>> begin DATASET EXTRACT
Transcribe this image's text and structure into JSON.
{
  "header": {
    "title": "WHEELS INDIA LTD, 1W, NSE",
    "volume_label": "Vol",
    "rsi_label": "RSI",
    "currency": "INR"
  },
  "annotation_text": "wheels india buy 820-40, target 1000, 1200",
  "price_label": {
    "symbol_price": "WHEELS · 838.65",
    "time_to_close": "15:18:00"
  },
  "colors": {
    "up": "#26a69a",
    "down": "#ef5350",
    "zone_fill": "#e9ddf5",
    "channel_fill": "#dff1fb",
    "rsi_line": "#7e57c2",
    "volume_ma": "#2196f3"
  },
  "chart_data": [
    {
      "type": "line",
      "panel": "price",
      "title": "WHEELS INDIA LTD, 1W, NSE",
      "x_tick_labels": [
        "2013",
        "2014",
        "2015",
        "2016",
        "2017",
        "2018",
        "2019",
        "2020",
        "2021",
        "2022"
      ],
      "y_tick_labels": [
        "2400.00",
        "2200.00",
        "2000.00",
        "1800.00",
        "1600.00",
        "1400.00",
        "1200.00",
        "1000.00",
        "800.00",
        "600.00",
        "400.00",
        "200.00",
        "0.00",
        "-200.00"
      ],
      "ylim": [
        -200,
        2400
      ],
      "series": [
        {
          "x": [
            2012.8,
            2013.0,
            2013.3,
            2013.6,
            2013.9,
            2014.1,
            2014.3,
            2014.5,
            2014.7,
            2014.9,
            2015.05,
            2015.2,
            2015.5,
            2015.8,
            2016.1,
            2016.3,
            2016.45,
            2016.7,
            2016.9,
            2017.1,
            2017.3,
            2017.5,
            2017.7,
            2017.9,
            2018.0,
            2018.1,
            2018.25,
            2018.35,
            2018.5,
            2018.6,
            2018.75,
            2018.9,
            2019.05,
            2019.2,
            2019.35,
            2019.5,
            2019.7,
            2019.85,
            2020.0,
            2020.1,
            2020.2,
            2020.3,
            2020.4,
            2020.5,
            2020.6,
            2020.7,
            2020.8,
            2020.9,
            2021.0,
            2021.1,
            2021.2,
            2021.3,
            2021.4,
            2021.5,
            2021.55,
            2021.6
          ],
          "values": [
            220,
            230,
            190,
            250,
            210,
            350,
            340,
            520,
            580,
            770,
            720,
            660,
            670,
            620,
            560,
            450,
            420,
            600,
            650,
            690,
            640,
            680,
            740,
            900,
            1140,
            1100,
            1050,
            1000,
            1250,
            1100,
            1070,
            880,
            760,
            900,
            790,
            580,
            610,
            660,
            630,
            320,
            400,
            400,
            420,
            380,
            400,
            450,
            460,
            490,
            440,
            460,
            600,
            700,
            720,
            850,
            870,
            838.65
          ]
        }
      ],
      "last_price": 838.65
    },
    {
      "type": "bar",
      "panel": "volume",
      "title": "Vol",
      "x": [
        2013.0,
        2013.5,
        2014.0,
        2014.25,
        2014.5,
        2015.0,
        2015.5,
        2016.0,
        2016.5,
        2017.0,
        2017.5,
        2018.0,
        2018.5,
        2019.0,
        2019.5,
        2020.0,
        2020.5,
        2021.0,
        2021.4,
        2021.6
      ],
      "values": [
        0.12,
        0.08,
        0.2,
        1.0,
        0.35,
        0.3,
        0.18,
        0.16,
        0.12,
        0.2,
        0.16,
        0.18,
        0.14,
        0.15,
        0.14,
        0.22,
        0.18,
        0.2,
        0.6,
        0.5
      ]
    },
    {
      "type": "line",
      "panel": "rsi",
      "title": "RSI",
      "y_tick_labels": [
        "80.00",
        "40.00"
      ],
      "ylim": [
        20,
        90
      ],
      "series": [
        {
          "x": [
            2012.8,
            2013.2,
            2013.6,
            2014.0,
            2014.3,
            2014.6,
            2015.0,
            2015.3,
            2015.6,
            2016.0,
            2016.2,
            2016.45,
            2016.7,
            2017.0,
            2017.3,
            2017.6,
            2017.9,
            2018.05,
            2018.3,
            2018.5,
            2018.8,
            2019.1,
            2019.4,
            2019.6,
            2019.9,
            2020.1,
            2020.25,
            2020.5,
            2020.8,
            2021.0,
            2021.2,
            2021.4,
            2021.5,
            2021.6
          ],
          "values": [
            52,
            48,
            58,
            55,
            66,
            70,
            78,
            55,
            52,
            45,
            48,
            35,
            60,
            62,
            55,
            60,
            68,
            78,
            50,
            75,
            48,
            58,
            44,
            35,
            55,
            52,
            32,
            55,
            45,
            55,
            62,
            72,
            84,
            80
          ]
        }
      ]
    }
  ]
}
>> end DATASET EXTRACT
■ **WORK TO BE COMPLETED**
Reproduce all of the data exactly as given.

■ **FINISHED ANSWER**
Transcribe this image's text and structure into JSON.
{
  "header": {
    "title": "WHEELS INDIA LTD, 1W, NSE",
    "volume_label": "Vol",
    "rsi_label": "RSI",
    "currency": "INR"
  },
  "annotation_text": "wheels india buy 820-40, target 1000, 1200",
  "price_label": {
    "symbol_price": "WHEELS · 838.65",
    "time_to_close": "15:18:00"
  },
  "colors": {
    "up": "#26a69a",
    "down": "#ef5350",
    "zone_fill": "#e9ddf5",
    "channel_fill": "#dff1fb",
    "rsi_line": "#7e57c2",
    "volume_ma": "#2196f3"
  },
  "chart_data": [
    {
      "type": "line",
      "panel": "price",
      "title": "WHEELS INDIA LTD, 1W, NSE",
      "x_tick_labels": [
        "2013",
        "2014",
        "2015",
        "2016",
        "2017",
        "2018",
        "2019",
        "2020",
        "2021",
        "2022"
      ],
      "y_tick_labels": [
        "2400.00",
        "2200.00",
        "2000.00",
        "1800.00",
        "1600.00",
        "1400.00",
        "1200.00",
        "1000.00",
        "800.00",
        "600.00",
        "400.00",
        "200.00",
        "0.00",
        "-200.00"
      ],
      "ylim": [
        -200,
        2400
      ],
      "series": [
        {
          "x": [
            2012.8,
            2013.0,
            2013.3,
            2013.6,
            2013.9,
            2014.1,
            2014.3,
            2014.5,
            2014.7,
            2014.9,
            2015.05,
            2015.2,
            2015.5,
            2015.8,
            2016.1,
            2016.3,
            2016.45,
            2016.7,
            2016.9,
            2017.1,
            2017.3,
            2017.5,
            2017.7,
            2017.9,
            2018.0,
            2018.1,
            2018.25,
            2018.35,
            2018.5,
            2018.6,
            2018.75,
            2018.9,
            2019.05,
            2019.2,
            2019.35,
            2019.5,
            2019.7,
            2019.85,
            2020.0,
            2020.1,
            2020.2,
            2020.3,
            2020.4,
            2020.5,
            2020.6,
            2020.7,
            2020.8,
            2020.9,
            2021.0,
            2021.1,
            2021.2,
            2021.3,
            2021.4,
            2021.5,
            2021.55,
            2021.6
          ],
          "values": [
            220,
            230,
            190,
            250,
            210,
            350,
            340,
            520,
            580,
            770,
            720,
            660,
            670,
            620,
            560,
            450,
            420,
            600,
            650,
            690,
            640,
            680,
            740,
            900,
            1140,
            1100,
            1050,
            1000,
            1250,
            1100,
            1070,
            880,
            760,
            900,
            790,
            580,
            610,
            660,
            630,
            320,
            400,
            400,
            420,
            380,
            400,
            450,
            460,
            490,
            440,
            460,
            600,
            700,
            720,
            850,
            870,
            838.65
          ]
        }
      ],
      "last_price": 838.65
    },
    {
      "type": "bar",
      "panel": "volume",
      "title": "Vol",
      "x": [
        2013.0,
        2013.5,
        2014.0,
        2014.25,
        2014.5,
        2015.0,
        2015.5,
        2016.0,
        2016.5,
        2017.0,
        2017.5,
        2018.0,
        2018.5,
        2019.0,
        2019.5,
        2020.0,
        2020.5,
        2021.0,
        2021.4,
        2021.6
      ],
      "values": [
        0.12,
        0.08,
        0.2,
        1.0,
        0.35,
        0.3,
        0.18,
        0.16,
        0.12,
        0.2,
        0.16,
        0.18,
        0.14,
        0.15,
        0.14,
        0.22,
        0.18,
        0.2,
        0.6,
        0.5
      ]
    },
    {
      "type": "line",
      "panel": "rsi",
      "title": "RSI",
      "y_tick_labels": [
        "80.00",
        "40.00"
      ],
      "ylim": [
        20,
        90
      ],
      "series": [
        {
          "x": [
            2012.8,
            2013.2,
            2013.6,
            2014.0,
            2014.3,
            2014.6,
            2015.0,
            2015.3,
            2015.6,
            2016.0,
            2016.2,
            2016.45,
            2016.7,
            2017.0,
            2017.3,
            2017.6,
            2017.9,
            2018.05,
            2018.3,
            2018.5,
            2018.8,
            2019.1,
            2019.4,
            2019.6,
            2019.9,
            2020.1,
            2020.25,
            2020.5,
            2020.8,
            2021.0,
            2021.2,
            2021.4,
            2021.5,
            2021.6
          ],
          "values": [
            52,
            48,
            58,
            55,
            66,
            70,
            78,
            55,
            52,
            45,
            48,
            35,
            60,
            62,
            55,
            60,
            68,
            78,
            50,
            75,
            48,
            58,
            44,
            35,
            55,
            52,
            32,
            55,
            45,
            55,
            62,
            72,
            84,
            80
          ]
        }
      ]
    }
  ]
}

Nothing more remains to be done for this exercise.